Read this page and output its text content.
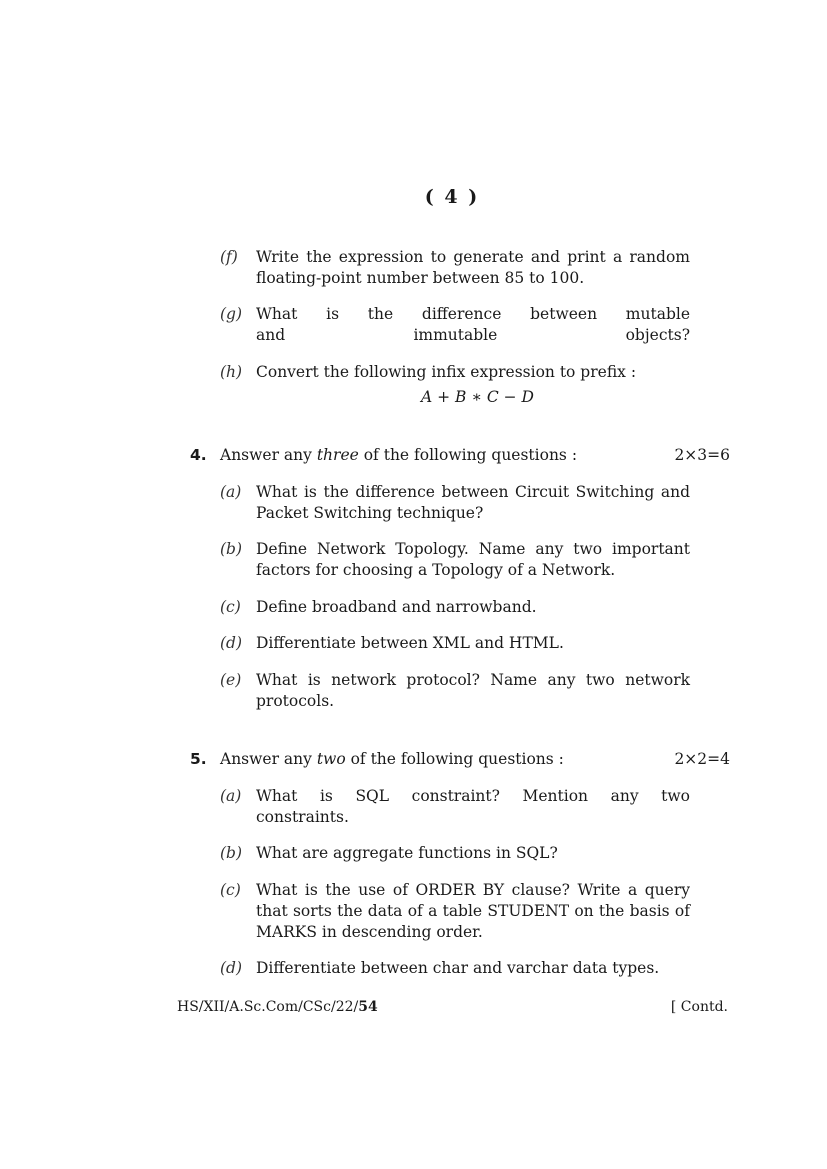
( 4 )
(f) Write the expression to generate and print a random floating-point number between 85 to 100.
(g) What is the difference between mutable and immutable objects?
(h) Convert the following infix expression to prefix :
A + B ∗ C − D
4. Answer any three of the following questions :	2×3=6
(a) What is the difference between Circuit Switching and Packet Switching technique?
(b) Define Network Topology. Name any two important factors for choosing a Topology of a Network.
(c) Define broadband and narrowband.
(d) Differentiate between XML and HTML.
(e) What is network protocol? Name any two network protocols.
5. Answer any two of the following questions :	2×2=4
(a) What is SQL constraint? Mention any two constraints.
(b) What are aggregate functions in SQL?
(c) What is the use of ORDER BY clause? Write a query that sorts the data of a table STUDENT on the basis of MARKS in descending order.
(d) Differentiate between char and varchar data types.
HS/XII/A.Sc.Com/CSc/22/54	[ Contd.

________________________________________

• GOAL: Find and count the lines of the data that include the string "difference", and report that figure by itself.

• TASK RESULT: 2